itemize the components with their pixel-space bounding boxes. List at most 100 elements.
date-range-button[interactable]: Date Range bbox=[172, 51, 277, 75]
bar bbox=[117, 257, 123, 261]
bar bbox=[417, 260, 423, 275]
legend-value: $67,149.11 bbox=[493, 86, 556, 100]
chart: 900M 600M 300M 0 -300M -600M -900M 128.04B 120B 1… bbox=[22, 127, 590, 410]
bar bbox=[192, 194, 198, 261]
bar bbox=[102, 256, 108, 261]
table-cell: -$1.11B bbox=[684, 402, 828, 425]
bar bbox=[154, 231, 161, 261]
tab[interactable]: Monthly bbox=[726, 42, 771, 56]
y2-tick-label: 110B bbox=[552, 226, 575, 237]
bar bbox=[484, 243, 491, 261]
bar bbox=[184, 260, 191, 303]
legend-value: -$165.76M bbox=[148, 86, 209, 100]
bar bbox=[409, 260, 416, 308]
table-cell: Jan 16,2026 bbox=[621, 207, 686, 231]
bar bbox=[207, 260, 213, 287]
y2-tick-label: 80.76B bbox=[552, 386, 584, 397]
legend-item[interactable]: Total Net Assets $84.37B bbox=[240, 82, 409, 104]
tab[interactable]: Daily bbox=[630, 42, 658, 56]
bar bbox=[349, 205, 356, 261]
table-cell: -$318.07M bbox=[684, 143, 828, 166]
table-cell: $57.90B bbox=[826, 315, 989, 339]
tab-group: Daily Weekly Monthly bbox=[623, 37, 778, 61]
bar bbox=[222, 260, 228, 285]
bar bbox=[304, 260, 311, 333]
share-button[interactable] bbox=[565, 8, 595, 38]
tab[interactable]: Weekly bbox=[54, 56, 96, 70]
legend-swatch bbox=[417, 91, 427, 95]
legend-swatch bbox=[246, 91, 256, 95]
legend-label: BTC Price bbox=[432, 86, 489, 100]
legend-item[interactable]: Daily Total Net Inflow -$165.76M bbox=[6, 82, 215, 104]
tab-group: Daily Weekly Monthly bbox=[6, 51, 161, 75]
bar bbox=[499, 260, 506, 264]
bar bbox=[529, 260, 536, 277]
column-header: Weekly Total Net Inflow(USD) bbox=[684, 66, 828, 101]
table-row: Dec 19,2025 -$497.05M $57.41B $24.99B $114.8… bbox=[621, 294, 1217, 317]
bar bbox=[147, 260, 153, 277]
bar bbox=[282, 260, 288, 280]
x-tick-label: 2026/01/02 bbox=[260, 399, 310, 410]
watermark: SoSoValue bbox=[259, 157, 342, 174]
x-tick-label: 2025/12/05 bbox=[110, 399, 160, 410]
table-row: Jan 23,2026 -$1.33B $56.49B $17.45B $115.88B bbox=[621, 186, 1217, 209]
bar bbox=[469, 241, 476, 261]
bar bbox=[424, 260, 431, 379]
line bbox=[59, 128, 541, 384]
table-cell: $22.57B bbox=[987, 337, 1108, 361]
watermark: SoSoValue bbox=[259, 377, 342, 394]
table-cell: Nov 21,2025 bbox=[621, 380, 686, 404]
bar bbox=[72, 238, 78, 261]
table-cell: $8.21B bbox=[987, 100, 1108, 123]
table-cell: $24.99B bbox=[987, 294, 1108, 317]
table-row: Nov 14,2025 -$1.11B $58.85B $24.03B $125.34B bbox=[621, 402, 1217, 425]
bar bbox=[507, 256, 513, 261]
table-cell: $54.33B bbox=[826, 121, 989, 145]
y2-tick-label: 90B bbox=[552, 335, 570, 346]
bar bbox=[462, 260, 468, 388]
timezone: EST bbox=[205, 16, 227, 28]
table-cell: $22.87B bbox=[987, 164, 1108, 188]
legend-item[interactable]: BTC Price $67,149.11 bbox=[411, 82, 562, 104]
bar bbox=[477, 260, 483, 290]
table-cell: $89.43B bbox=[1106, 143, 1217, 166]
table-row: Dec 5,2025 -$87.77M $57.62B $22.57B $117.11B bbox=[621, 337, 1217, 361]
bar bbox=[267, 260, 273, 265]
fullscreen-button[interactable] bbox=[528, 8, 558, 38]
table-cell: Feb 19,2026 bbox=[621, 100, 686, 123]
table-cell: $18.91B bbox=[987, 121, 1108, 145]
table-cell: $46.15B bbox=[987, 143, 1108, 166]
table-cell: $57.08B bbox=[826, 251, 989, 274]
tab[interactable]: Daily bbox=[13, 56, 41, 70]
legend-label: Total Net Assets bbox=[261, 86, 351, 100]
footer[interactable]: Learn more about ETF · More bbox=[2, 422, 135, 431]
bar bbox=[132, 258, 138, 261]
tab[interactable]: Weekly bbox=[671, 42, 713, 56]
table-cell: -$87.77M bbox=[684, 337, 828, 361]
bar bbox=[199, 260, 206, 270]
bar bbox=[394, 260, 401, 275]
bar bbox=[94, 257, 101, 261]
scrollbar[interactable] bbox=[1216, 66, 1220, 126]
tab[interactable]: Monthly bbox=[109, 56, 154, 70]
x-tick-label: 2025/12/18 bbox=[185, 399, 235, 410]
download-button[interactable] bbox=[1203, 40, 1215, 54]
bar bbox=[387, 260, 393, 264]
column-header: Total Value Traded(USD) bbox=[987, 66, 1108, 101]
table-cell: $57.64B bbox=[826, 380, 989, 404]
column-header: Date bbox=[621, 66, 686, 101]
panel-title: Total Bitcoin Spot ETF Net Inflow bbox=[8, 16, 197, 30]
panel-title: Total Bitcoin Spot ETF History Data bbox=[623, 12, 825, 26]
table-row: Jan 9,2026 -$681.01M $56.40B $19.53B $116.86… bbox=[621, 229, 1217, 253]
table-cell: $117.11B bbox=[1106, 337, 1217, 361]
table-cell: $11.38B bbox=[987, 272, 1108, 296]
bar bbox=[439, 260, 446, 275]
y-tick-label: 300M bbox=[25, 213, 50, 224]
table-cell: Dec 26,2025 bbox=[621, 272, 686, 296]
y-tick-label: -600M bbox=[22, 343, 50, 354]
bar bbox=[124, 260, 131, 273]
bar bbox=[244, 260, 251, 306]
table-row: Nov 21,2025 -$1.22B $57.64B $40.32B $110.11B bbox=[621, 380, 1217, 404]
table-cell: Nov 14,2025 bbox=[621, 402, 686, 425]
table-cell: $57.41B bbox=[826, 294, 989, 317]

┄┄┄┄┄┄

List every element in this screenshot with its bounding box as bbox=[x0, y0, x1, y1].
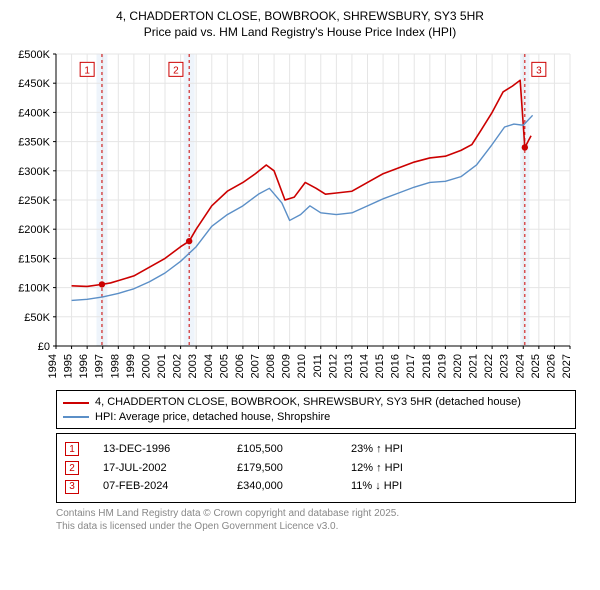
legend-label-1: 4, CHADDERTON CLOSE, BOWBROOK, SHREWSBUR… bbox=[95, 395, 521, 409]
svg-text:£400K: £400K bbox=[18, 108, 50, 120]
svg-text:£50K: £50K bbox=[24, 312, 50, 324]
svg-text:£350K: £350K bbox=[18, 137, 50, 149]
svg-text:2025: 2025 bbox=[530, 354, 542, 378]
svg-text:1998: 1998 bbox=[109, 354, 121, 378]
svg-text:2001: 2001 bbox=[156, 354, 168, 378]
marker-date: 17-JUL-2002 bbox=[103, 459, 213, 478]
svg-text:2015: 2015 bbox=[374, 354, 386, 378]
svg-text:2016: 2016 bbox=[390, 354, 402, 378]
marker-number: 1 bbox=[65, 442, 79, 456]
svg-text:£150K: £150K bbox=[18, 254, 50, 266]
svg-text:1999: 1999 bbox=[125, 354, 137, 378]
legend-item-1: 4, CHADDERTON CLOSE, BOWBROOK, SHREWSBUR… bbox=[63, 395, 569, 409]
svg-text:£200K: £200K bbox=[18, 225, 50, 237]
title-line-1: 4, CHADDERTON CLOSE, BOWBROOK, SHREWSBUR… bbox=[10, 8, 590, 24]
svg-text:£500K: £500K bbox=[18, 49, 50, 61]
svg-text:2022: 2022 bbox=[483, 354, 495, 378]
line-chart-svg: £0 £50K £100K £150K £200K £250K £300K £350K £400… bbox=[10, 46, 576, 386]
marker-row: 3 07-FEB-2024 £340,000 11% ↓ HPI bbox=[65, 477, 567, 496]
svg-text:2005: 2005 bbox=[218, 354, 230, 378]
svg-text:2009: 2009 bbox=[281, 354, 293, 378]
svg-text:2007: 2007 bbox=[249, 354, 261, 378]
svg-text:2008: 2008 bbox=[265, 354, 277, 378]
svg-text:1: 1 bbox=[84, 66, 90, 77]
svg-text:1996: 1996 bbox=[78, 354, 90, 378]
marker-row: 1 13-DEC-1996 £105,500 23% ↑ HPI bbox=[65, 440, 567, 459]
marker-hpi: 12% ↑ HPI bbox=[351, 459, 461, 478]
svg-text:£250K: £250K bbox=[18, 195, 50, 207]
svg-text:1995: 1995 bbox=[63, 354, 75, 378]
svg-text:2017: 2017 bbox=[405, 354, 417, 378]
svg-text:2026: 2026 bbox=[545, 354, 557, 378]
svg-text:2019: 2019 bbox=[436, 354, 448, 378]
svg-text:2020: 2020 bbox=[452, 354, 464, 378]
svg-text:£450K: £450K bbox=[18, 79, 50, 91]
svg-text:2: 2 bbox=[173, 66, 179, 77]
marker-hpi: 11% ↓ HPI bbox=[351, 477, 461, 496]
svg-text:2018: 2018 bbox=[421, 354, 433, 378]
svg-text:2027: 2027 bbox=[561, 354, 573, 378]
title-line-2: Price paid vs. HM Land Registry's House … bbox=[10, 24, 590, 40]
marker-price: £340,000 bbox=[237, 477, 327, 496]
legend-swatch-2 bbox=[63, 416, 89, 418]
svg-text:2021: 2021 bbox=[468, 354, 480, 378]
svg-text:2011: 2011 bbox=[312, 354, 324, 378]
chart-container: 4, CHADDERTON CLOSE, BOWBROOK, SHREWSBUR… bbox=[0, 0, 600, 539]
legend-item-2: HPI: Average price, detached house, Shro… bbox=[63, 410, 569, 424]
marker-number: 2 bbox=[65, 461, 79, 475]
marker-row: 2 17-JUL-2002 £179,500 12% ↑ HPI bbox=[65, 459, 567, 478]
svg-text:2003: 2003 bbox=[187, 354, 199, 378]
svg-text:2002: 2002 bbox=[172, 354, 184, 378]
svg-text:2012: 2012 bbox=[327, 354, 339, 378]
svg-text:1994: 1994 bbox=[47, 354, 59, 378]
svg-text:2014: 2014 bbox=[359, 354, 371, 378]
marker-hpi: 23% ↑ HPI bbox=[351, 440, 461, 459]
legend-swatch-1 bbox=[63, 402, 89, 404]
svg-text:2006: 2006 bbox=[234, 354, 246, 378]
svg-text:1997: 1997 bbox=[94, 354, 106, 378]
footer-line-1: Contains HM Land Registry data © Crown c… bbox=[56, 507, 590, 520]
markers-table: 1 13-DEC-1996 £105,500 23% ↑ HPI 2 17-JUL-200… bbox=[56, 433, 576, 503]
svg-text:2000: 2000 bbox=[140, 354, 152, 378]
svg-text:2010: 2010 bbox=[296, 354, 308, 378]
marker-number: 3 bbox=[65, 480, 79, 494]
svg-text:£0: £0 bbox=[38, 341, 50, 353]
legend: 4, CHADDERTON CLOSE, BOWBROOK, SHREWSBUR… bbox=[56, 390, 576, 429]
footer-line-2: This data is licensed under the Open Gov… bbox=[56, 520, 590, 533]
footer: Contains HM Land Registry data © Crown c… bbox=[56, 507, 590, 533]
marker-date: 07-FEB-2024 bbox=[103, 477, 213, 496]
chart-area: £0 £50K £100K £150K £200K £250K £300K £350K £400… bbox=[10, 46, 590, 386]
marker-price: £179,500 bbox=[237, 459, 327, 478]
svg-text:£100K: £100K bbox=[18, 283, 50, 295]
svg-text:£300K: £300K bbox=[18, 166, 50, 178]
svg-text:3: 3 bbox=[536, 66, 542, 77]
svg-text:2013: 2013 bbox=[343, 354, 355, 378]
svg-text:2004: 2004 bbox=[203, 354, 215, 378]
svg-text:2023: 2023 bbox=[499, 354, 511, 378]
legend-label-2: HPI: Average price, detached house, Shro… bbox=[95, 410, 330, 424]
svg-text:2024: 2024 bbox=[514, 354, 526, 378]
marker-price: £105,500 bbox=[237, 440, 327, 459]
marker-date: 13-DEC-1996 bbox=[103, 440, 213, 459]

┄┄┄┄┄┄

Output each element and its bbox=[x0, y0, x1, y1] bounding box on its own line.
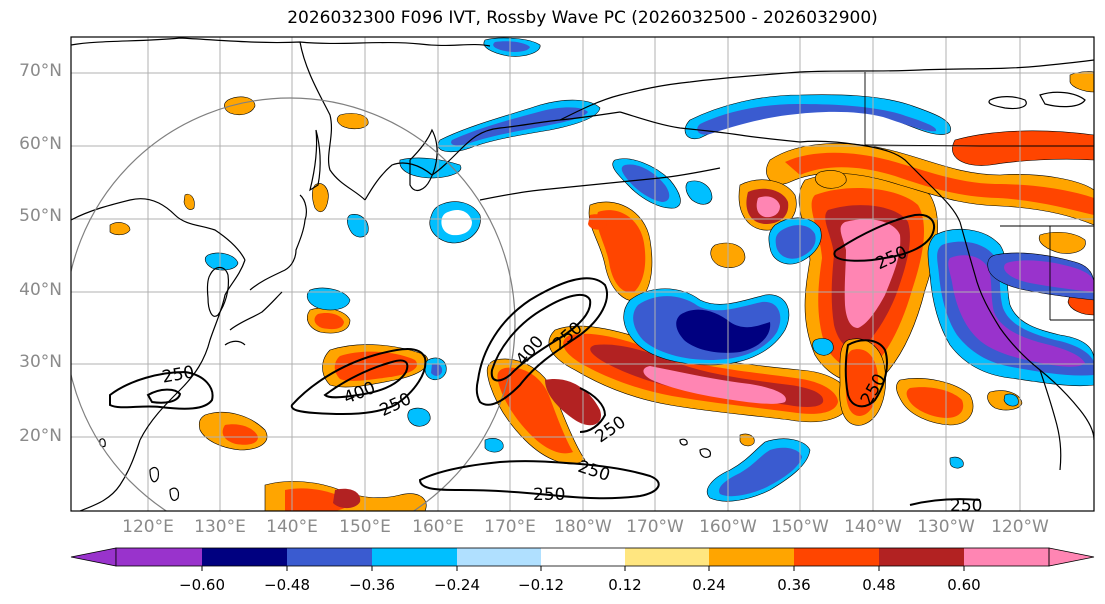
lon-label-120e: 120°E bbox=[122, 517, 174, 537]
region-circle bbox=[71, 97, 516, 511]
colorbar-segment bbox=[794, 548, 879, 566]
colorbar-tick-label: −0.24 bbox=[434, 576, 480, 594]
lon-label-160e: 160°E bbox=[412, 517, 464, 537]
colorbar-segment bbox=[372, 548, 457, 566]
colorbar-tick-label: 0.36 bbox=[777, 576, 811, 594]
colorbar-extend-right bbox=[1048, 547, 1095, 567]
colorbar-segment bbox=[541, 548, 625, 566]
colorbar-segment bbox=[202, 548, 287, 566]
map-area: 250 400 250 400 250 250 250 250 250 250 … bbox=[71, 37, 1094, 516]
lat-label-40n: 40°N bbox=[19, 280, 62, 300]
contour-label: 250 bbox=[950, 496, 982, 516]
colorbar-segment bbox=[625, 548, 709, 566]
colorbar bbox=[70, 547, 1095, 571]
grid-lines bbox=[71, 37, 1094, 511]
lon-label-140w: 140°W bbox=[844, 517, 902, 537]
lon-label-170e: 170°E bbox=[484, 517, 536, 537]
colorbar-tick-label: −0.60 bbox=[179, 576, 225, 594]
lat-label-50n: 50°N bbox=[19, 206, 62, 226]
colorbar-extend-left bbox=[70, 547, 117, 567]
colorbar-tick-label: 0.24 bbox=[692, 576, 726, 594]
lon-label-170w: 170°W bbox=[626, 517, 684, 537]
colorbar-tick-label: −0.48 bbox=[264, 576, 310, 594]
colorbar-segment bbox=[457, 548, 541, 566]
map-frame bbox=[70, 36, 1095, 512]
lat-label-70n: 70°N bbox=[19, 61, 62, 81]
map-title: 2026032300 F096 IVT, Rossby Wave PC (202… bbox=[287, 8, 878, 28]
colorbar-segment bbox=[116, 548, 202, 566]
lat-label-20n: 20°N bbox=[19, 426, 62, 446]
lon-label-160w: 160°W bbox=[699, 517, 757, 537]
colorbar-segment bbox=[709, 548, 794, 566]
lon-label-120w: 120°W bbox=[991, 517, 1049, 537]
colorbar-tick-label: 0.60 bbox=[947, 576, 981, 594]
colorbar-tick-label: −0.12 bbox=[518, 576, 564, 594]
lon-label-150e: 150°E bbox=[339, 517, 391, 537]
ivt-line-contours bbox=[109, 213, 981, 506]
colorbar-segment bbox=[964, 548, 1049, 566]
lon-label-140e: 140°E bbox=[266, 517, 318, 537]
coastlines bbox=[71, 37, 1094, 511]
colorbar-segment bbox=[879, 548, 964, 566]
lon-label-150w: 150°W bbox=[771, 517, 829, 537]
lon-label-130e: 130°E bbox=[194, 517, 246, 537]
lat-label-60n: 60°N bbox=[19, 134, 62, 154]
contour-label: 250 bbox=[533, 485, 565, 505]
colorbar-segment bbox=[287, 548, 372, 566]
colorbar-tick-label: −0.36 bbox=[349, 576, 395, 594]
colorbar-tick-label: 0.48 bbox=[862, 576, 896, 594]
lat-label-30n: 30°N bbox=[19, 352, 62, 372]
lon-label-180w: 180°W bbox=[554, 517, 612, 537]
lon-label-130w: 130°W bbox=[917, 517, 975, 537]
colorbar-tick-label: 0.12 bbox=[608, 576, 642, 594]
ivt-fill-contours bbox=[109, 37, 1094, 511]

┄┄┄┄┄┄

DIRECTIONS
Please copy everything from the line containing "itemize the components" down to the line containing "bar bbox=[184, 260, 191, 303]" in the first listing, renaming "bar" to "column" and leaving all else unchanged.

RESULT BELOW
itemize the components with their pixel-space bounding boxes. List at most 100 elements.
date-range-button[interactable]: Date Range bbox=[172, 51, 277, 75]
column bbox=[117, 257, 123, 261]
column bbox=[417, 260, 423, 275]
legend-value: $67,149.11 bbox=[493, 86, 556, 100]
chart: 900M 600M 300M 0 -300M -600M -900M 128.04B 120B 1… bbox=[22, 127, 590, 410]
column bbox=[192, 194, 198, 261]
column bbox=[102, 256, 108, 261]
table-cell: -$1.11B bbox=[684, 402, 828, 425]
column bbox=[154, 231, 161, 261]
tab[interactable]: Monthly bbox=[726, 42, 771, 56]
y2-tick-label: 110B bbox=[552, 226, 575, 237]
column bbox=[484, 243, 491, 261]
column bbox=[184, 260, 191, 303]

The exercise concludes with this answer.